(Saved data entries)
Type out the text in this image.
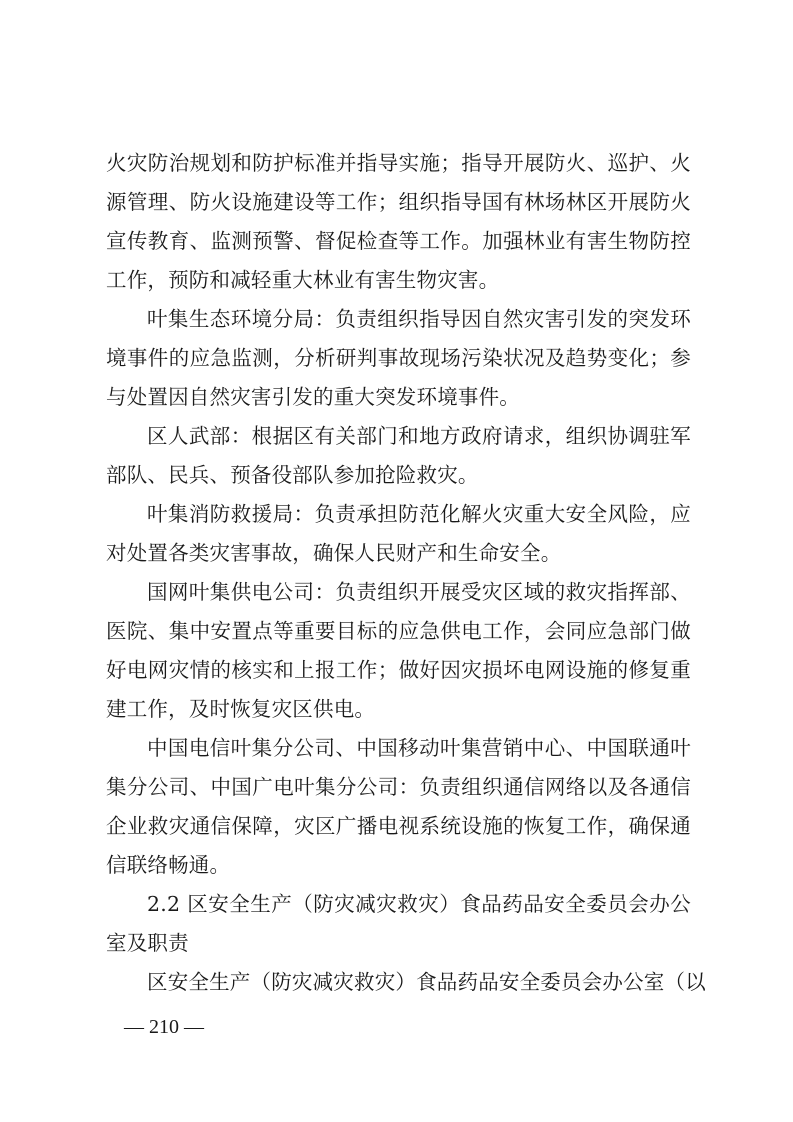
火灾防治规划和防护标准并指导实施；指导开展防火、巡护、火
源管理、防火设施建设等工作；组织指导国有林场林区开展防火
宣传教育、监测预警、督促检查等工作。加强林业有害生物防控
工作，预防和减轻重大林业有害生物灾害。
叶集生态环境分局：负责组织指导因自然灾害引发的突发环
境事件的应急监测，分析研判事故现场污染状况及趋势变化；参
与处置因自然灾害引发的重大突发环境事件。
区人武部：根据区有关部门和地方政府请求，组织协调驻军
部队、民兵、预备役部队参加抢险救灾。
叶集消防救援局：负责承担防范化解火灾重大安全风险，应
对处置各类灾害事故，确保人民财产和生命安全。
国网叶集供电公司：负责组织开展受灾区域的救灾指挥部、
医院、集中安置点等重要目标的应急供电工作，会同应急部门做
好电网灾情的核实和上报工作；做好因灾损坏电网设施的修复重
建工作，及时恢复灾区供电。
中国电信叶集分公司、中国移动叶集营销中心、中国联通叶
集分公司、中国广电叶集分公司：负责组织通信网络以及各通信
企业救灾通信保障，灾区广播电视系统设施的恢复工作，确保通
信联络畅通。
2.2 区安全生产（防灾减灾救灾）食品药品安全委员会办公
室及职责
区安全生产（防灾减灾救灾）食品药品安全委员会办公室（以
— 210 —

Work to complete:
State, as a number only, how many lines in the entries include "区安全生产".

The completed task:
2